-- START OF INFORMATION SUPPLIED --

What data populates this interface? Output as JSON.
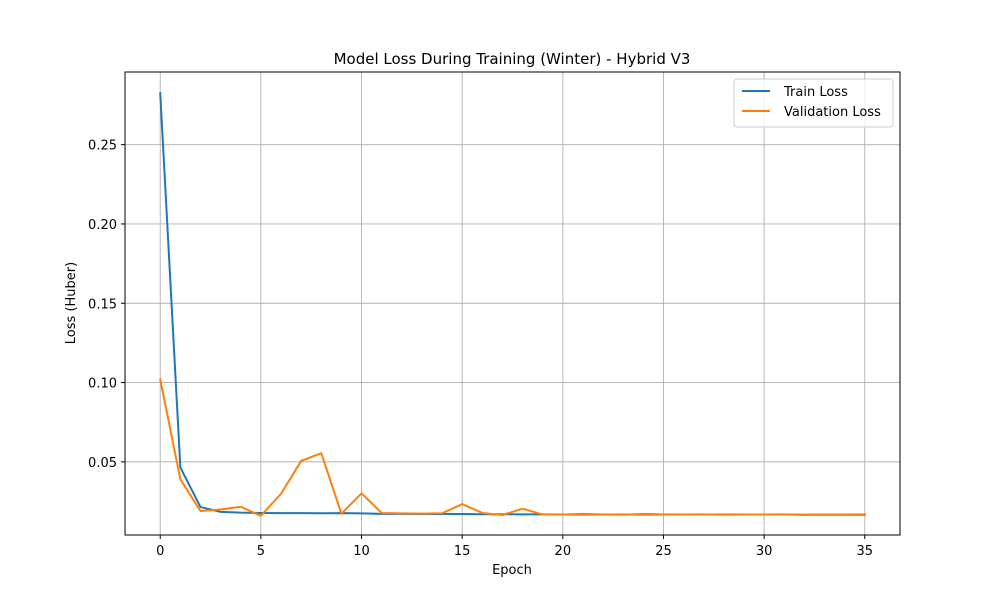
{
  "chart_data": {
    "type": "line",
    "title": "Model Loss During Training (Winter) - Hybrid V3",
    "xlabel": "Epoch",
    "ylabel": "Loss (Huber)",
    "x": [
      0,
      1,
      2,
      3,
      4,
      5,
      6,
      7,
      8,
      9,
      10,
      11,
      12,
      13,
      14,
      15,
      16,
      17,
      18,
      19,
      20,
      21,
      22,
      23,
      24,
      25,
      26,
      27,
      28,
      29,
      30,
      31,
      32,
      33,
      34,
      35
    ],
    "xlim": [
      -1.75,
      36.75
    ],
    "ylim": [
      0.0039,
      0.2958
    ],
    "xticks": [
      0,
      5,
      10,
      15,
      20,
      25,
      30,
      35
    ],
    "xtick_labels": [
      "0",
      "5",
      "10",
      "15",
      "20",
      "25",
      "30",
      "35"
    ],
    "yticks": [
      0.05,
      0.1,
      0.15,
      0.2,
      0.25
    ],
    "ytick_labels": [
      "0.05",
      "0.10",
      "0.15",
      "0.20",
      "0.25"
    ],
    "grid": true,
    "legend": "top-right",
    "series": [
      {
        "name": "Train Loss",
        "color": "#1f77b4",
        "values": [
          0.2825,
          0.0465,
          0.0215,
          0.0185,
          0.018,
          0.0178,
          0.0177,
          0.0177,
          0.0176,
          0.0177,
          0.0175,
          0.0172,
          0.0172,
          0.0171,
          0.0171,
          0.0171,
          0.017,
          0.017,
          0.0169,
          0.0169,
          0.0168,
          0.0168,
          0.0168,
          0.0168,
          0.0168,
          0.0168,
          0.0168,
          0.0168,
          0.0168,
          0.0168,
          0.0168,
          0.0168,
          0.0167,
          0.0167,
          0.0167,
          0.0167
        ]
      },
      {
        "name": "Validation Loss",
        "color": "#ff7f0e",
        "values": [
          0.102,
          0.039,
          0.019,
          0.02,
          0.0217,
          0.016,
          0.0299,
          0.0506,
          0.0555,
          0.0173,
          0.0302,
          0.0178,
          0.0175,
          0.0174,
          0.0176,
          0.0234,
          0.0178,
          0.0165,
          0.0205,
          0.0168,
          0.0168,
          0.0172,
          0.0168,
          0.0167,
          0.0172,
          0.0169,
          0.0168,
          0.0169,
          0.0167,
          0.0168,
          0.0168,
          0.0169,
          0.0167,
          0.0168,
          0.0168,
          0.0169
        ]
      }
    ]
  }
}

-- END OF INFORMATION SUPPLIED --

EXERCISE DETAILS:
Tally how many lines of the records hold the word "name". Answer with the number only.

WRITTEN RESPONSE:
2